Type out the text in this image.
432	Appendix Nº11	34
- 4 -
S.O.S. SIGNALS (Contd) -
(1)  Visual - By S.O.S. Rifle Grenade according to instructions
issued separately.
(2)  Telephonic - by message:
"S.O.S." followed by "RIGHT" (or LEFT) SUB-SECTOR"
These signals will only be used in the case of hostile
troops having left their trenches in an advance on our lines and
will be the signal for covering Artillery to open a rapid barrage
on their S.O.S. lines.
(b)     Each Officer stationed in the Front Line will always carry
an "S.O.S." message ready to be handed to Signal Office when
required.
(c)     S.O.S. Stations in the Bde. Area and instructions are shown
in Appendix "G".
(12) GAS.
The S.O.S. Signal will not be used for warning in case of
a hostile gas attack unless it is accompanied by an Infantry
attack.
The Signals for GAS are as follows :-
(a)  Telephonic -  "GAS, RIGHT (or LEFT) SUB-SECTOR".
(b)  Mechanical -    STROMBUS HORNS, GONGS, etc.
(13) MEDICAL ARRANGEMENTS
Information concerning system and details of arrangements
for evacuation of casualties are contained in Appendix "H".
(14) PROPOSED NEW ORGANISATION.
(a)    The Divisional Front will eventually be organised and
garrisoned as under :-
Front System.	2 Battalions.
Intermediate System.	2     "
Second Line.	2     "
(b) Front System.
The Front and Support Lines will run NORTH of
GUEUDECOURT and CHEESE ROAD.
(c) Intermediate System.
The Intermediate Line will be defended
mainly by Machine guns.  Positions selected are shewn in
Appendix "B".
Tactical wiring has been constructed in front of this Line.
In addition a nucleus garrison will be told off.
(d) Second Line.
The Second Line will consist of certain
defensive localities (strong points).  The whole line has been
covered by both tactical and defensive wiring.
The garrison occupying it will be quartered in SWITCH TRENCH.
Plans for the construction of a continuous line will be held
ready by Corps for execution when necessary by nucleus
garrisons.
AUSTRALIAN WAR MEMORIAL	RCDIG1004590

**Directive**: The records above should be repeated in full, exactly as given.

**Output**:
Type out the text in this image.
432	Appendix Nº11	34
- 4 -
S.O.S. SIGNALS (Contd) -
(1)  Visual - By S.O.S. Rifle Grenade according to instructions
issued separately.
(2)  Telephonic - by message:
"S.O.S." followed by "RIGHT" (or LEFT) SUB-SECTOR"
These signals will only be used in the case of hostile
troops having left their trenches in an advance on our lines and
will be the signal for covering Artillery to open a rapid barrage
on their S.O.S. lines.
(b)     Each Officer stationed in the Front Line will always carry
an "S.O.S." message ready to be handed to Signal Office when
required.
(c)     S.O.S. Stations in the Bde. Area and instructions are shown
in Appendix "G".
(12) GAS.
The S.O.S. Signal will not be used for warning in case of
a hostile gas attack unless it is accompanied by an Infantry
attack.
The Signals for GAS are as follows :-
(a)  Telephonic -  "GAS, RIGHT (or LEFT) SUB-SECTOR".
(b)  Mechanical -    STROMBUS HORNS, GONGS, etc.
(13) MEDICAL ARRANGEMENTS
Information concerning system and details of arrangements
for evacuation of casualties are contained in Appendix "H".
(14) PROPOSED NEW ORGANISATION.
(a)    The Divisional Front will eventually be organised and
garrisoned as under :-
Front System.	2 Battalions.
Intermediate System.	2     "
Second Line.	2     "
(b) Front System.
The Front and Support Lines will run NORTH of
GUEUDECOURT and CHEESE ROAD.
(c) Intermediate System.
The Intermediate Line will be defended
mainly by Machine guns.  Positions selected are shewn in
Appendix "B".
Tactical wiring has been constructed in front of this Line.
In addition a nucleus garrison will be told off.
(d) Second Line.
The Second Line will consist of certain
defensive localities (strong points).  The whole line has been
covered by both tactical and defensive wiring.
The garrison occupying it will be quartered in SWITCH TRENCH.
Plans for the construction of a continuous line will be held
ready by Corps for execution when necessary by nucleus
garrisons.
AUSTRALIAN WAR MEMORIAL	RCDIG1004590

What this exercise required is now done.